_Reading text_
Walnut Ridge High School is an accredited comprehensive public high school located in Walnut Ridge, Arkansas, United States. The school provides secondary education in grades 7 through 12 serving rural, distant communities of Lawrence County, Arkansas. It is one of five public high schools in Lawrence County and one of two high schools administered by the Lawrence County School District.

==History==

In 2013 Black Rock High School closed, and Black Rock students were moved to Walnut Ridge High.

== Academics ==
Walnut Ridge High School is accredited by the ADE and has been accredited by AdvancED since 1929.

=== Curriculum ===
The assumed course of study follows the Smart Core curriculum developed by the Arkansas Department of Education (ADE), which requires students complete at least 22 units prior to graduation. Students complete regular coursework and exams and may take Advanced Placement (AP) courses and exam with the opportunity to receive college credit.

== Extracurricular activities ==
Walnut Ridge High is a founding member and served three times as the president school of the Arkansas Association of Student Councils.

=== Athletics ===
The Walnut Ridge High School mascot and athletic emblem is the Bobcat with orange and White serving as the school colors.

_Data entries_
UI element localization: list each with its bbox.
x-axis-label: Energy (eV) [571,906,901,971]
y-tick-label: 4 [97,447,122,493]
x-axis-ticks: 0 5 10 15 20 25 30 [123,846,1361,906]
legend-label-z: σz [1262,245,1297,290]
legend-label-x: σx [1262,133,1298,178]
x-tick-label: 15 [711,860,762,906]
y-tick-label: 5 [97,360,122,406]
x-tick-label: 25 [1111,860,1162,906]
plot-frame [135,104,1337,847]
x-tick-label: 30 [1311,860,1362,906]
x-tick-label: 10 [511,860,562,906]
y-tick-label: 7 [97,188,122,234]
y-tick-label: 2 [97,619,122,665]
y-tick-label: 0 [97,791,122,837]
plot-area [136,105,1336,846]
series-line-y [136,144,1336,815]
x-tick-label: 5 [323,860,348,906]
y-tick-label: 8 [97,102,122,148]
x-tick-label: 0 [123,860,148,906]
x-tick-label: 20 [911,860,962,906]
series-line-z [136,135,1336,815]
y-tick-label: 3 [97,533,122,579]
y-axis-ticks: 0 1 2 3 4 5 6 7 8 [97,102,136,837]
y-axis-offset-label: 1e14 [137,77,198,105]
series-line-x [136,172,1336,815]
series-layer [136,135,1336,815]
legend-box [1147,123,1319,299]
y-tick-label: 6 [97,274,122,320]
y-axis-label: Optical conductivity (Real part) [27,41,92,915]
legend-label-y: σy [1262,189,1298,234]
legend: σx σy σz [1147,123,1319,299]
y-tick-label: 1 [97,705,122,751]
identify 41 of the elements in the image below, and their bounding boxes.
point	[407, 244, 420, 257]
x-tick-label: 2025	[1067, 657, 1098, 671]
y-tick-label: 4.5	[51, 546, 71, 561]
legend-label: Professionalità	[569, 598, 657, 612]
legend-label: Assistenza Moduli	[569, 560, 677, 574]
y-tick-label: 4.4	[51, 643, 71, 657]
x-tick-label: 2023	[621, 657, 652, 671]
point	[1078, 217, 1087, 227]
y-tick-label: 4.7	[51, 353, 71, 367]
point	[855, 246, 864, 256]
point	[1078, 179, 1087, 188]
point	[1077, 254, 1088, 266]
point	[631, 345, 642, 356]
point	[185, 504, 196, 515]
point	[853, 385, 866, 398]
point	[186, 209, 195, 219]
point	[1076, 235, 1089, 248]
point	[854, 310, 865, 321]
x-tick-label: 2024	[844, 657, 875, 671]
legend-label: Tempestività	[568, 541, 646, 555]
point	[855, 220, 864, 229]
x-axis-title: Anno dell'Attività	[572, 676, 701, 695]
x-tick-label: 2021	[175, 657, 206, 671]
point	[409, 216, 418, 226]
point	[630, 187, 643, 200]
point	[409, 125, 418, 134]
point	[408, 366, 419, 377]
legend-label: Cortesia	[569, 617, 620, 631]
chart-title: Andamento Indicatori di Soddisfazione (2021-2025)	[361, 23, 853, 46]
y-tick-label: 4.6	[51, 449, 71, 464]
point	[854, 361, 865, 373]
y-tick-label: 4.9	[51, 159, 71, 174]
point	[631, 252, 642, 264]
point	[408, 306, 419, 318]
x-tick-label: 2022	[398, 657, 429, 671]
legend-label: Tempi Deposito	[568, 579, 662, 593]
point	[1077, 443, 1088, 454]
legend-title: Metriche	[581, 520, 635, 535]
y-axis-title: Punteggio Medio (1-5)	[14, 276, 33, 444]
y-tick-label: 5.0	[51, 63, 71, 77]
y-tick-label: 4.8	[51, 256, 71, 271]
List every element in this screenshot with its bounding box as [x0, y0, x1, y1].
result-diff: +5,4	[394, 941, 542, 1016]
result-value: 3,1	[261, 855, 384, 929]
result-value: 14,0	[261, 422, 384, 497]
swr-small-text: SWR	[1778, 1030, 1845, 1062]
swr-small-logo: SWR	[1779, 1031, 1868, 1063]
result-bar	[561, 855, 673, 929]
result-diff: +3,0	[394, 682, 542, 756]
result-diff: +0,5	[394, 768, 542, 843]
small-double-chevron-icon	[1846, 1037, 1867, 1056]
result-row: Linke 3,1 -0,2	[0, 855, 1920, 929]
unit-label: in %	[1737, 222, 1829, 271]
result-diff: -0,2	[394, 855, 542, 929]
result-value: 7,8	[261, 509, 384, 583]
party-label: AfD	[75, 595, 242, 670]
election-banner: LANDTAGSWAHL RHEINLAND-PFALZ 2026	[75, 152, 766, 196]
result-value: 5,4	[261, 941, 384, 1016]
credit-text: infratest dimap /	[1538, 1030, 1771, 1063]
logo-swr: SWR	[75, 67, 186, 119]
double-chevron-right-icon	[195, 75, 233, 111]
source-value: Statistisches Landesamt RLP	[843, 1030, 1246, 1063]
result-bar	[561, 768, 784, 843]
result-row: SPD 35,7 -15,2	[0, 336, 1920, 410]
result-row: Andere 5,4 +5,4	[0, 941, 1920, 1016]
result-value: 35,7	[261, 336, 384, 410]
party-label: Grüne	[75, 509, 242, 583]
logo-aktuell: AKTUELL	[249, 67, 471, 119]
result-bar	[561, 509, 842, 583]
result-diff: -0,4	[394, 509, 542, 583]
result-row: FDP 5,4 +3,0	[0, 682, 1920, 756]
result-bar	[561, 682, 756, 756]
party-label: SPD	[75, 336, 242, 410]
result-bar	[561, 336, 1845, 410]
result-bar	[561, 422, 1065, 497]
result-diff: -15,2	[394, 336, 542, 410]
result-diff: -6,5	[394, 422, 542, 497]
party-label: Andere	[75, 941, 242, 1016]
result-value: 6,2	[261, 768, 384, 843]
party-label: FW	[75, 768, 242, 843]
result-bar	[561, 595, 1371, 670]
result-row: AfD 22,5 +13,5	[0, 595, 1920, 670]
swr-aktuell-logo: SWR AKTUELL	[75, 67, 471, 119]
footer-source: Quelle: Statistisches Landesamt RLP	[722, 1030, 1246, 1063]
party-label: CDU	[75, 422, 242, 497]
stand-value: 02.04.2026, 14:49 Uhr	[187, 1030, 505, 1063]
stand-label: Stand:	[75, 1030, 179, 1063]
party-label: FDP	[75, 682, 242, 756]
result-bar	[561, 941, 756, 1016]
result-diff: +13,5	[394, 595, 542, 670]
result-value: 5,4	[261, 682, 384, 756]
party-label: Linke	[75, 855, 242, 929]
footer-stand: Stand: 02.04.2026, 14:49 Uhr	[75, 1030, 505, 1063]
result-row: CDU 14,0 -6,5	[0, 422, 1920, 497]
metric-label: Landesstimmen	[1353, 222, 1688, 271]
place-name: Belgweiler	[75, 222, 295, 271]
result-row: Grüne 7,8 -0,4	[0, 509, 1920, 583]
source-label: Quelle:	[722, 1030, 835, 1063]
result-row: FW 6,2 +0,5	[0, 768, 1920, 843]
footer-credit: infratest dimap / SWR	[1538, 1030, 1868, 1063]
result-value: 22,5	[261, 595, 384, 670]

_What this exercise asks_
1. Decide whether each statement agrees with the Walnut Ridge High School text above, and answer yes or no with the deciding words quoted from it: (a) The school teaches grades 7 through 12. (b) Walnut Ridge High School closed in 2013. (c) The school colors are orange and white.
2. According to the Walnut Ridge High School text, how many units must students complete under the Smart Core curriculum before graduating?
3. Please carry the Walnut Ridge High School text forward from its last sentence.

_The replies_
1.
(a) Yes: "The school provides secondary education in grades 7 through 12"
(b) No: "In 2013 Black Rock High School closed, and Black Rock students were moved to Walnut Ridge High."
(c) Yes: "orange and White serving as the school colors"

2. At least 22 units.

3.
The Walnut Ridge Bobcats compete in interscholastic activities within the 2A Classification, the state's 2nd smallest classification administered by the Arkansas Activities Association. The Bobcats play within the 3A Region 3 Conference for football and the 3A Region 2 Conference for basketball.

The Bobcats field teams in football, volleyball, golf (boys/girls), cross country (boys/girls), basketball (boys/girls), tennis (boys/girls), track and field (boys/girls), baseball, and softball, along with cheer.

== Notable people ==
- David J. Sanders (Class of 1993), Republican member of the Arkansas State Senate from Pulaski County; Baptist education official in Little Rock
- Professional photographer Barney Sellers, a 1944 graduate, was nominated for the Pulitzer Prize in 1973. He is known for his photographs of Arkansas barns, old houses, and rural scenes. Born on March 28, 1926, to John and Edith Sellers, Barney Bryan Sellers was the younger of two sons. He grew up in Walnut Ridge, where he graduated from high school in 1944.